What needs to be done:
The entries below are to be written out again without alteration.

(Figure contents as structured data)

# # # #

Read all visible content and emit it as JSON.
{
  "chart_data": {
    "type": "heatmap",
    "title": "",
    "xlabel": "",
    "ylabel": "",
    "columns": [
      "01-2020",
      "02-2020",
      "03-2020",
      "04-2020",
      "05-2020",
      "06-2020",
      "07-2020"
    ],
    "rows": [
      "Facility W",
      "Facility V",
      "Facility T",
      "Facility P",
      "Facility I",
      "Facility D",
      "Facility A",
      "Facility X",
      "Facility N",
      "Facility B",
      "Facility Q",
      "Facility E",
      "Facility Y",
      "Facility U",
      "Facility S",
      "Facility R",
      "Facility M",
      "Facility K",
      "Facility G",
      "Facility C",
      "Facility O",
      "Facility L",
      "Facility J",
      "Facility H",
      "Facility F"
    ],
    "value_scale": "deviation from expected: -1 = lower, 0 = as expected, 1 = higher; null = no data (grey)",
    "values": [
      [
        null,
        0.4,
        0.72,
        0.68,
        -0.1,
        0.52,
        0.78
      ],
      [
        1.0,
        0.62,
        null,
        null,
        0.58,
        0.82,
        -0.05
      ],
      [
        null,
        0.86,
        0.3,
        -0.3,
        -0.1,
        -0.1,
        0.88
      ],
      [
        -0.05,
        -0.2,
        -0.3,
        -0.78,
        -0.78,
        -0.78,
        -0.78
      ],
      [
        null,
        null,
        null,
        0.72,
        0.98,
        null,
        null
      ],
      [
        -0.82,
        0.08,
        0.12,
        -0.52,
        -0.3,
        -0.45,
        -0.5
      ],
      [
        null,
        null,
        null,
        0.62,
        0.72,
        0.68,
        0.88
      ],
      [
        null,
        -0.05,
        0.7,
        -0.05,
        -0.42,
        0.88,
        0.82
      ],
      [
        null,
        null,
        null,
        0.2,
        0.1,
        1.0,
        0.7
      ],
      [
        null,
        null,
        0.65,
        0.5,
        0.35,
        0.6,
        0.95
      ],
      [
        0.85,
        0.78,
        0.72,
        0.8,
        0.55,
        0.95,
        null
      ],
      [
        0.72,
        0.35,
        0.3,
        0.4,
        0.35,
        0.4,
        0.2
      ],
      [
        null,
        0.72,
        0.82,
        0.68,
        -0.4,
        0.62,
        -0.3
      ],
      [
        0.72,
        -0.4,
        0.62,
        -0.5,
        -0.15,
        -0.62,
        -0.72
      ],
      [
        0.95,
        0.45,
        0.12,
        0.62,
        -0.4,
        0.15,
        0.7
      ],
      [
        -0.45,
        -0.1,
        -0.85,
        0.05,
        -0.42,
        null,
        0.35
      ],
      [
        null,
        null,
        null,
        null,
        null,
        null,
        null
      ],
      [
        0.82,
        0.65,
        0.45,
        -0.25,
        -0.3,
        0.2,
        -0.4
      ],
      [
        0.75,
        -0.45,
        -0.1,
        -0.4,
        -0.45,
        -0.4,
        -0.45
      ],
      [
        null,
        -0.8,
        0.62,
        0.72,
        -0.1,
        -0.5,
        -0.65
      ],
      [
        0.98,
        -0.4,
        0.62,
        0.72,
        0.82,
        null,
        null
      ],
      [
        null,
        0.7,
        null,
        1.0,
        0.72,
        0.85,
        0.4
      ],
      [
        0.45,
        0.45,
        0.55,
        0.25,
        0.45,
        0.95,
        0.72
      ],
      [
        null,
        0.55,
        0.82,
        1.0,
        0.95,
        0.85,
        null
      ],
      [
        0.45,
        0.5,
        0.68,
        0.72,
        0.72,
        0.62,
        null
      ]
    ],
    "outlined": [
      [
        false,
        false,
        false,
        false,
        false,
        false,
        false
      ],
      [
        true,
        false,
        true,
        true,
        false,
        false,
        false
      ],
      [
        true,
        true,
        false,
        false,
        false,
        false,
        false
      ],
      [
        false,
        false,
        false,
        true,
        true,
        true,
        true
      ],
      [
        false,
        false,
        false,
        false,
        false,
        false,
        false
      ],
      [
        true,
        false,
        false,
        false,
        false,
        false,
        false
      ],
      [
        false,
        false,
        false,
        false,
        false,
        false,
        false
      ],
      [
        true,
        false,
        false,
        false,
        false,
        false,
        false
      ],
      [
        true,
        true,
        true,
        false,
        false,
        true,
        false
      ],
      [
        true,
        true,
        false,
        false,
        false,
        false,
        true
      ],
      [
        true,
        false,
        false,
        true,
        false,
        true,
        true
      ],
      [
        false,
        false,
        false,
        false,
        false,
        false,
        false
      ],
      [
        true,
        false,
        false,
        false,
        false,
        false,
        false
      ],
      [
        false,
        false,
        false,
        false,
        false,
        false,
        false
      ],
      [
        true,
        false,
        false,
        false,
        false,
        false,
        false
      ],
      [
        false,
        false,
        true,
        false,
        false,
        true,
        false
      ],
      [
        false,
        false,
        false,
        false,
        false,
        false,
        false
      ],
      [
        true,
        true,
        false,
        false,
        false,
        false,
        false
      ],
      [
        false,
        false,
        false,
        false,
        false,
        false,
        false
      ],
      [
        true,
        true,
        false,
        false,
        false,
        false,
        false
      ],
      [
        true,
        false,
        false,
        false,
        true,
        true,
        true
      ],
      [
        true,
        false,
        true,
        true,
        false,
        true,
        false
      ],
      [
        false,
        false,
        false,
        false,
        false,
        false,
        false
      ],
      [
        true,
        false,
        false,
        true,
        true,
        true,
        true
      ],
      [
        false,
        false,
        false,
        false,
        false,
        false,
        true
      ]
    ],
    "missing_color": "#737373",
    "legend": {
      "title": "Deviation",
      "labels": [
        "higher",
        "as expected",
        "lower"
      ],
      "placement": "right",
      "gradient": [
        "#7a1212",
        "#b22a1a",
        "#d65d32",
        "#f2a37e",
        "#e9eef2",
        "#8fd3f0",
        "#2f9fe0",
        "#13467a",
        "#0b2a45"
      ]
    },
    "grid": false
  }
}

# # # #

Exercise output:
Read all visible content and emit it as JSON.
{
  "chart_data": {
    "type": "heatmap",
    "title": "",
    "xlabel": "",
    "ylabel": "",
    "columns": [
      "01-2020",
      "02-2020",
      "03-2020",
      "04-2020",
      "05-2020",
      "06-2020",
      "07-2020"
    ],
    "rows": [
      "Facility W",
      "Facility V",
      "Facility T",
      "Facility P",
      "Facility I",
      "Facility D",
      "Facility A",
      "Facility X",
      "Facility N",
      "Facility B",
      "Facility Q",
      "Facility E",
      "Facility Y",
      "Facility U",
      "Facility S",
      "Facility R",
      "Facility M",
      "Facility K",
      "Facility G",
      "Facility C",
      "Facility O",
      "Facility L",
      "Facility J",
      "Facility H",
      "Facility F"
    ],
    "value_scale": "deviation from expected: -1 = lower, 0 = as expected, 1 = higher; null = no data (grey)",
    "values": [
      [
        null,
        0.4,
        0.72,
        0.68,
        -0.1,
        0.52,
        0.78
      ],
      [
        1.0,
        0.62,
        null,
        null,
        0.58,
        0.82,
        -0.05
      ],
      [
        null,
        0.86,
        0.3,
        -0.3,
        -0.1,
        -0.1,
        0.88
      ],
      [
        -0.05,
        -0.2,
        -0.3,
        -0.78,
        -0.78,
        -0.78,
        -0.78
      ],
      [
        null,
        null,
        null,
        0.72,
        0.98,
        null,
        null
      ],
      [
        -0.82,
        0.08,
        0.12,
        -0.52,
        -0.3,
        -0.45,
        -0.5
      ],
      [
        null,
        null,
        null,
        0.62,
        0.72,
        0.68,
        0.88
      ],
      [
        null,
        -0.05,
        0.7,
        -0.05,
        -0.42,
        0.88,
        0.82
      ],
      [
        null,
        null,
        null,
        0.2,
        0.1,
        1.0,
        0.7
      ],
      [
        null,
        null,
        0.65,
        0.5,
        0.35,
        0.6,
        0.95
      ],
      [
        0.85,
        0.78,
        0.72,
        0.8,
        0.55,
        0.95,
        null
      ],
      [
        0.72,
        0.35,
        0.3,
        0.4,
        0.35,
        0.4,
        0.2
      ],
      [
        null,
        0.72,
        0.82,
        0.68,
        -0.4,
        0.62,
        -0.3
      ],
      [
        0.72,
        -0.4,
        0.62,
        -0.5,
        -0.15,
        -0.62,
        -0.72
      ],
      [
        0.95,
        0.45,
        0.12,
        0.62,
        -0.4,
        0.15,
        0.7
      ],
      [
        -0.45,
        -0.1,
        -0.85,
        0.05,
        -0.42,
        null,
        0.35
      ],
      [
        null,
        null,
        null,
        null,
        null,
        null,
        null
      ],
      [
        0.82,
        0.65,
        0.45,
        -0.25,
        -0.3,
        0.2,
        -0.4
      ],
      [
        0.75,
        -0.45,
        -0.1,
        -0.4,
        -0.45,
        -0.4,
        -0.45
      ],
      [
        null,
        -0.8,
        0.62,
        0.72,
        -0.1,
        -0.5,
        -0.65
      ],
      [
        0.98,
        -0.4,
        0.62,
        0.72,
        0.82,
        null,
        null
      ],
      [
        null,
        0.7,
        null,
        1.0,
        0.72,
        0.85,
        0.4
      ],
      [
        0.45,
        0.45,
        0.55,
        0.25,
        0.45,
        0.95,
        0.72
      ],
      [
        null,
        0.55,
        0.82,
        1.0,
        0.95,
        0.85,
        null
      ],
      [
        0.45,
        0.5,
        0.68,
        0.72,
        0.72,
        0.62,
        null
      ]
    ],
    "outlined": [
      [
        false,
        false,
        false,
        false,
        false,
        false,
        false
      ],
      [
        true,
        false,
        true,
        true,
        false,
        false,
        false
      ],
      [
        true,
        true,
        false,
        false,
        false,
        false,
        false
      ],
      [
        false,
        false,
        false,
        true,
        true,
        true,
        true
      ],
      [
        false,
        false,
        false,
        false,
        false,
        false,
        false
      ],
      [
        true,
        false,
        false,
        false,
        false,
        false,
        false
      ],
      [
        false,
        false,
        false,
        false,
        false,
        false,
        false
      ],
      [
        true,
        false,
        false,
        false,
        false,
        false,
        false
      ],
      [
        true,
        true,
        true,
        false,
        false,
        true,
        false
      ],
      [
        true,
        true,
        false,
        false,
        false,
        false,
        true
      ],
      [
        true,
        false,
        false,
        true,
        false,
        true,
        true
      ],
      [
        false,
        false,
        false,
        false,
        false,
        false,
        false
      ],
      [
        true,
        false,
        false,
        false,
        false,
        false,
        false
      ],
      [
        false,
        false,
        false,
        false,
        false,
        false,
        false
      ],
      [
        true,
        false,
        false,
        false,
        false,
        false,
        false
      ],
      [
        false,
        false,
        true,
        false,
        false,
        true,
        false
      ],
      [
        false,
        false,
        false,
        false,
        false,
        false,
        false
      ],
      [
        true,
        true,
        false,
        false,
        false,
        false,
        false
      ],
      [
        false,
        false,
        false,
        false,
        false,
        false,
        false
      ],
      [
        true,
        true,
        false,
        false,
        false,
        false,
        false
      ],
      [
        true,
        false,
        false,
        false,
        true,
        true,
        true
      ],
      [
        true,
        false,
        true,
        true,
        false,
        true,
        false
      ],
      [
        false,
        false,
        false,
        false,
        false,
        false,
        false
      ],
      [
        true,
        false,
        false,
        true,
        true,
        true,
        true
      ],
      [
        false,
        false,
        false,
        false,
        false,
        false,
        true
      ]
    ],
    "missing_color": "#737373",
    "legend": {
      "title": "Deviation",
      "labels": [
        "higher",
        "as expected",
        "lower"
      ],
      "placement": "right",
      "gradient": [
        "#7a1212",
        "#b22a1a",
        "#d65d32",
        "#f2a37e",
        "#e9eef2",
        "#8fd3f0",
        "#2f9fe0",
        "#13467a",
        "#0b2a45"
      ]
    },
    "grid": false
  }
}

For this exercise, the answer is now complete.